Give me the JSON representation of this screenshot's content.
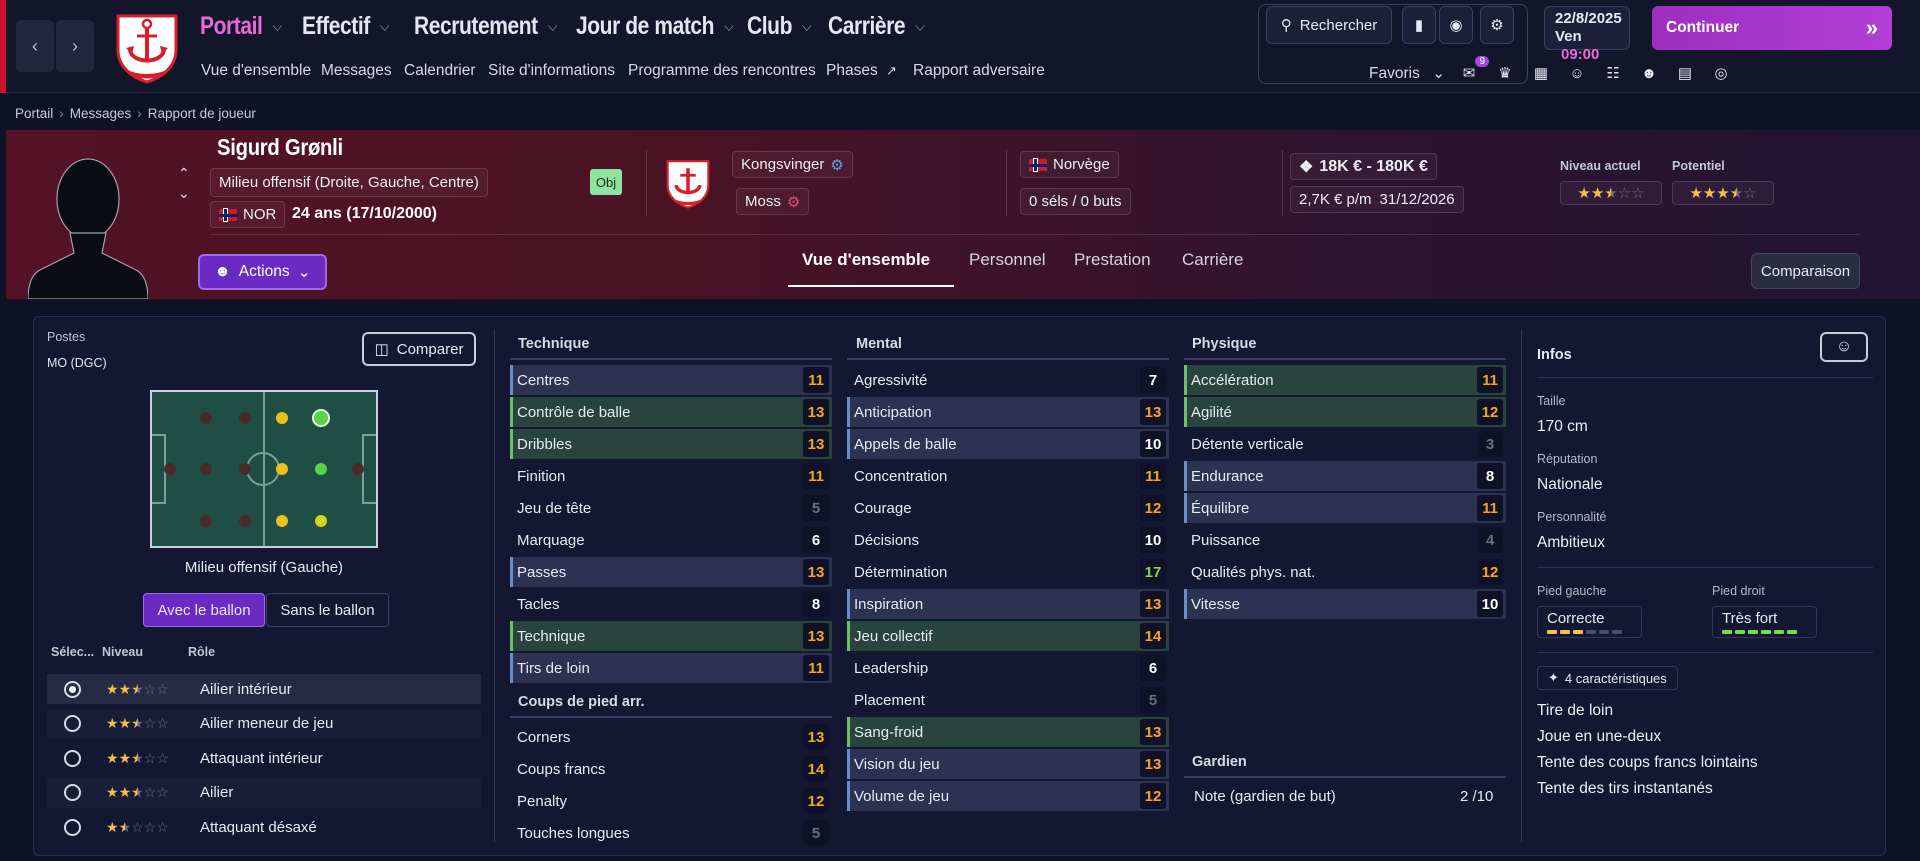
{
  "colors": {
    "accent_pink": "#e86ad8",
    "continue_purple": "#b33fd6",
    "value_orange": "#f5a623",
    "value_green": "#8dd64a",
    "star": "#f5c04a"
  },
  "nav": {
    "menus": [
      {
        "label": "Portail",
        "active": true
      },
      {
        "label": "Effectif"
      },
      {
        "label": "Recrutement"
      },
      {
        "label": "Jour de match"
      },
      {
        "label": "Club"
      },
      {
        "label": "Carrière"
      }
    ],
    "sublinks": [
      "Vue d'ensemble",
      "Messages",
      "Calendrier",
      "Site d'informations",
      "Programme des rencontres",
      "Phases",
      "Rapport adversaire"
    ],
    "search_label": "Rechercher",
    "date": "22/8/2025",
    "day": "Ven",
    "time": "09:00",
    "continue_label": "Continuer",
    "favoris_label": "Favoris",
    "notif_count": "9"
  },
  "breadcrumb": [
    "Portail",
    "Messages",
    "Rapport de joueur"
  ],
  "player": {
    "name": "Sigurd Grønli",
    "position": "Milieu offensif (Droite, Gauche, Centre)",
    "nationality_code": "NOR",
    "age": "24 ans (17/10/2000)",
    "obj_badge": "Obj",
    "club": "Kongsvinger",
    "loan_club": "Moss",
    "nation": "Norvège",
    "caps": "0 séls / 0 buts",
    "value": "18K € - 180K €",
    "wage": "2,7K € p/m",
    "contract_end": "31/12/2026",
    "current_level_label": "Niveau actuel",
    "potential_label": "Potentiel",
    "current_level_stars": 2.5,
    "potential_stars": 3.5,
    "actions_label": "Actions"
  },
  "tabs": [
    "Vue d'ensemble",
    "Personnel",
    "Prestation",
    "Carrière"
  ],
  "compare_top_label": "Comparaison",
  "positions": {
    "title": "Postes",
    "value": "MO (DGC)",
    "compare_label": "Comparer",
    "pitch_caption": "Milieu offensif (Gauche)",
    "toggle_on": "Avec le ballon",
    "toggle_off": "Sans le ballon",
    "roles_headers": [
      "Sélec...",
      "Niveau",
      "Rôle"
    ],
    "roles": [
      {
        "name": "Ailier intérieur",
        "stars": 2.5,
        "selected": true
      },
      {
        "name": "Ailier meneur de jeu",
        "stars": 2.5,
        "selected": false
      },
      {
        "name": "Attaquant intérieur",
        "stars": 2.5,
        "selected": false
      },
      {
        "name": "Ailier",
        "stars": 2.5,
        "selected": false
      },
      {
        "name": "Attaquant désaxé",
        "stars": 1.5,
        "selected": false
      }
    ]
  },
  "technique": {
    "title": "Technique",
    "attrs": [
      {
        "name": "Centres",
        "value": 11,
        "hl": "b",
        "c": "o"
      },
      {
        "name": "Contrôle de balle",
        "value": 13,
        "hl": "gr",
        "c": "o"
      },
      {
        "name": "Dribbles",
        "value": 13,
        "hl": "gr",
        "c": "o"
      },
      {
        "name": "Finition",
        "value": 11,
        "hl": "d",
        "c": "o"
      },
      {
        "name": "Jeu de tête",
        "value": 5,
        "hl": "d",
        "c": "g"
      },
      {
        "name": "Marquage",
        "value": 6,
        "hl": "d",
        "c": "w"
      },
      {
        "name": "Passes",
        "value": 13,
        "hl": "b",
        "c": "o"
      },
      {
        "name": "Tacles",
        "value": 8,
        "hl": "d",
        "c": "w"
      },
      {
        "name": "Technique",
        "value": 13,
        "hl": "gr",
        "c": "o"
      },
      {
        "name": "Tirs de loin",
        "value": 11,
        "hl": "b",
        "c": "o"
      }
    ]
  },
  "set_pieces": {
    "title": "Coups de pied arr.",
    "attrs": [
      {
        "name": "Corners",
        "value": 13,
        "hl": "d",
        "c": "o"
      },
      {
        "name": "Coups francs",
        "value": 14,
        "hl": "d",
        "c": "o"
      },
      {
        "name": "Penalty",
        "value": 12,
        "hl": "d",
        "c": "o"
      },
      {
        "name": "Touches longues",
        "value": 5,
        "hl": "d",
        "c": "g"
      }
    ]
  },
  "mental": {
    "title": "Mental",
    "attrs": [
      {
        "name": "Agressivité",
        "value": 7,
        "hl": "d",
        "c": "w"
      },
      {
        "name": "Anticipation",
        "value": 13,
        "hl": "b",
        "c": "o"
      },
      {
        "name": "Appels de balle",
        "value": 10,
        "hl": "b",
        "c": "w"
      },
      {
        "name": "Concentration",
        "value": 11,
        "hl": "d",
        "c": "o"
      },
      {
        "name": "Courage",
        "value": 12,
        "hl": "d",
        "c": "o"
      },
      {
        "name": "Décisions",
        "value": 10,
        "hl": "d",
        "c": "w"
      },
      {
        "name": "Détermination",
        "value": 17,
        "hl": "d",
        "c": "lg"
      },
      {
        "name": "Inspiration",
        "value": 13,
        "hl": "b",
        "c": "o"
      },
      {
        "name": "Jeu collectif",
        "value": 14,
        "hl": "gr",
        "c": "o"
      },
      {
        "name": "Leadership",
        "value": 6,
        "hl": "d",
        "c": "w"
      },
      {
        "name": "Placement",
        "value": 5,
        "hl": "d",
        "c": "g"
      },
      {
        "name": "Sang-froid",
        "value": 13,
        "hl": "gr",
        "c": "o"
      },
      {
        "name": "Vision du jeu",
        "value": 13,
        "hl": "b",
        "c": "o"
      },
      {
        "name": "Volume de jeu",
        "value": 12,
        "hl": "b",
        "c": "o"
      }
    ]
  },
  "physique": {
    "title": "Physique",
    "attrs": [
      {
        "name": "Accélération",
        "value": 11,
        "hl": "gr",
        "c": "o"
      },
      {
        "name": "Agilité",
        "value": 12,
        "hl": "gr",
        "c": "o"
      },
      {
        "name": "Détente verticale",
        "value": 3,
        "hl": "d",
        "c": "g"
      },
      {
        "name": "Endurance",
        "value": 8,
        "hl": "b",
        "c": "w"
      },
      {
        "name": "Équilibre",
        "value": 11,
        "hl": "b",
        "c": "o"
      },
      {
        "name": "Puissance",
        "value": 4,
        "hl": "d",
        "c": "g"
      },
      {
        "name": "Qualités phys. nat.",
        "value": 12,
        "hl": "d",
        "c": "o"
      },
      {
        "name": "Vitesse",
        "value": 10,
        "hl": "b",
        "c": "w"
      }
    ]
  },
  "goalkeeper": {
    "title": "Gardien",
    "label": "Note (gardien de but)",
    "value": "2 /10"
  },
  "infos": {
    "title": "Infos",
    "height_label": "Taille",
    "height": "170 cm",
    "reputation_label": "Réputation",
    "reputation": "Nationale",
    "personality_label": "Personnalité",
    "personality": "Ambitieux",
    "left_foot_label": "Pied gauche",
    "left_foot": "Correcte",
    "left_foot_level": 3,
    "right_foot_label": "Pied droit",
    "right_foot": "Très fort",
    "right_foot_level": 6,
    "traits_label": "4 caractéristiques",
    "traits": [
      "Tire de loin",
      "Joue en une-deux",
      "Tente des coups francs lointains",
      "Tente des tirs instantanés"
    ]
  }
}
--
(What you should do) Each entry above is to be written out again unchanged, apart from the pictures, which are left out.

(Answer to this exercise)
Give me the JSON representation of this screenshot's content.
{
  "colors": {
    "accent_pink": "#e86ad8",
    "continue_purple": "#b33fd6",
    "value_orange": "#f5a623",
    "value_green": "#8dd64a",
    "star": "#f5c04a"
  },
  "nav": {
    "menus": [
      {
        "label": "Portail",
        "active": true
      },
      {
        "label": "Effectif"
      },
      {
        "label": "Recrutement"
      },
      {
        "label": "Jour de match"
      },
      {
        "label": "Club"
      },
      {
        "label": "Carrière"
      }
    ],
    "sublinks": [
      "Vue d'ensemble",
      "Messages",
      "Calendrier",
      "Site d'informations",
      "Programme des rencontres",
      "Phases",
      "Rapport adversaire"
    ],
    "search_label": "Rechercher",
    "date": "22/8/2025",
    "day": "Ven",
    "time": "09:00",
    "continue_label": "Continuer",
    "favoris_label": "Favoris",
    "notif_count": "9"
  },
  "breadcrumb": [
    "Portail",
    "Messages",
    "Rapport de joueur"
  ],
  "player": {
    "name": "Sigurd Grønli",
    "position": "Milieu offensif (Droite, Gauche, Centre)",
    "nationality_code": "NOR",
    "age": "24 ans (17/10/2000)",
    "obj_badge": "Obj",
    "club": "Kongsvinger",
    "loan_club": "Moss",
    "nation": "Norvège",
    "caps": "0 séls / 0 buts",
    "value": "18K € - 180K €",
    "wage": "2,7K € p/m",
    "contract_end": "31/12/2026",
    "current_level_label": "Niveau actuel",
    "potential_label": "Potentiel",
    "current_level_stars": 2.5,
    "potential_stars": 3.5,
    "actions_label": "Actions"
  },
  "tabs": [
    "Vue d'ensemble",
    "Personnel",
    "Prestation",
    "Carrière"
  ],
  "compare_top_label": "Comparaison",
  "positions": {
    "title": "Postes",
    "value": "MO (DGC)",
    "compare_label": "Comparer",
    "pitch_caption": "Milieu offensif (Gauche)",
    "toggle_on": "Avec le ballon",
    "toggle_off": "Sans le ballon",
    "roles_headers": [
      "Sélec...",
      "Niveau",
      "Rôle"
    ],
    "roles": [
      {
        "name": "Ailier intérieur",
        "stars": 2.5,
        "selected": true
      },
      {
        "name": "Ailier meneur de jeu",
        "stars": 2.5,
        "selected": false
      },
      {
        "name": "Attaquant intérieur",
        "stars": 2.5,
        "selected": false
      },
      {
        "name": "Ailier",
        "stars": 2.5,
        "selected": false
      },
      {
        "name": "Attaquant désaxé",
        "stars": 1.5,
        "selected": false
      }
    ]
  },
  "technique": {
    "title": "Technique",
    "attrs": [
      {
        "name": "Centres",
        "value": 11,
        "hl": "b",
        "c": "o"
      },
      {
        "name": "Contrôle de balle",
        "value": 13,
        "hl": "gr",
        "c": "o"
      },
      {
        "name": "Dribbles",
        "value": 13,
        "hl": "gr",
        "c": "o"
      },
      {
        "name": "Finition",
        "value": 11,
        "hl": "d",
        "c": "o"
      },
      {
        "name": "Jeu de tête",
        "value": 5,
        "hl": "d",
        "c": "g"
      },
      {
        "name": "Marquage",
        "value": 6,
        "hl": "d",
        "c": "w"
      },
      {
        "name": "Passes",
        "value": 13,
        "hl": "b",
        "c": "o"
      },
      {
        "name": "Tacles",
        "value": 8,
        "hl": "d",
        "c": "w"
      },
      {
        "name": "Technique",
        "value": 13,
        "hl": "gr",
        "c": "o"
      },
      {
        "name": "Tirs de loin",
        "value": 11,
        "hl": "b",
        "c": "o"
      }
    ]
  },
  "set_pieces": {
    "title": "Coups de pied arr.",
    "attrs": [
      {
        "name": "Corners",
        "value": 13,
        "hl": "d",
        "c": "o"
      },
      {
        "name": "Coups francs",
        "value": 14,
        "hl": "d",
        "c": "o"
      },
      {
        "name": "Penalty",
        "value": 12,
        "hl": "d",
        "c": "o"
      },
      {
        "name": "Touches longues",
        "value": 5,
        "hl": "d",
        "c": "g"
      }
    ]
  },
  "mental": {
    "title": "Mental",
    "attrs": [
      {
        "name": "Agressivité",
        "value": 7,
        "hl": "d",
        "c": "w"
      },
      {
        "name": "Anticipation",
        "value": 13,
        "hl": "b",
        "c": "o"
      },
      {
        "name": "Appels de balle",
        "value": 10,
        "hl": "b",
        "c": "w"
      },
      {
        "name": "Concentration",
        "value": 11,
        "hl": "d",
        "c": "o"
      },
      {
        "name": "Courage",
        "value": 12,
        "hl": "d",
        "c": "o"
      },
      {
        "name": "Décisions",
        "value": 10,
        "hl": "d",
        "c": "w"
      },
      {
        "name": "Détermination",
        "value": 17,
        "hl": "d",
        "c": "lg"
      },
      {
        "name": "Inspiration",
        "value": 13,
        "hl": "b",
        "c": "o"
      },
      {
        "name": "Jeu collectif",
        "value": 14,
        "hl": "gr",
        "c": "o"
      },
      {
        "name": "Leadership",
        "value": 6,
        "hl": "d",
        "c": "w"
      },
      {
        "name": "Placement",
        "value": 5,
        "hl": "d",
        "c": "g"
      },
      {
        "name": "Sang-froid",
        "value": 13,
        "hl": "gr",
        "c": "o"
      },
      {
        "name": "Vision du jeu",
        "value": 13,
        "hl": "b",
        "c": "o"
      },
      {
        "name": "Volume de jeu",
        "value": 12,
        "hl": "b",
        "c": "o"
      }
    ]
  },
  "physique": {
    "title": "Physique",
    "attrs": [
      {
        "name": "Accélération",
        "value": 11,
        "hl": "gr",
        "c": "o"
      },
      {
        "name": "Agilité",
        "value": 12,
        "hl": "gr",
        "c": "o"
      },
      {
        "name": "Détente verticale",
        "value": 3,
        "hl": "d",
        "c": "g"
      },
      {
        "name": "Endurance",
        "value": 8,
        "hl": "b",
        "c": "w"
      },
      {
        "name": "Équilibre",
        "value": 11,
        "hl": "b",
        "c": "o"
      },
      {
        "name": "Puissance",
        "value": 4,
        "hl": "d",
        "c": "g"
      },
      {
        "name": "Qualités phys. nat.",
        "value": 12,
        "hl": "d",
        "c": "o"
      },
      {
        "name": "Vitesse",
        "value": 10,
        "hl": "b",
        "c": "w"
      }
    ]
  },
  "goalkeeper": {
    "title": "Gardien",
    "label": "Note (gardien de but)",
    "value": "2 /10"
  },
  "infos": {
    "title": "Infos",
    "height_label": "Taille",
    "height": "170 cm",
    "reputation_label": "Réputation",
    "reputation": "Nationale",
    "personality_label": "Personnalité",
    "personality": "Ambitieux",
    "left_foot_label": "Pied gauche",
    "left_foot": "Correcte",
    "left_foot_level": 3,
    "right_foot_label": "Pied droit",
    "right_foot": "Très fort",
    "right_foot_level": 6,
    "traits_label": "4 caractéristiques",
    "traits": [
      "Tire de loin",
      "Joue en une-deux",
      "Tente des coups francs lointains",
      "Tente des tirs instantanés"
    ]
  }
}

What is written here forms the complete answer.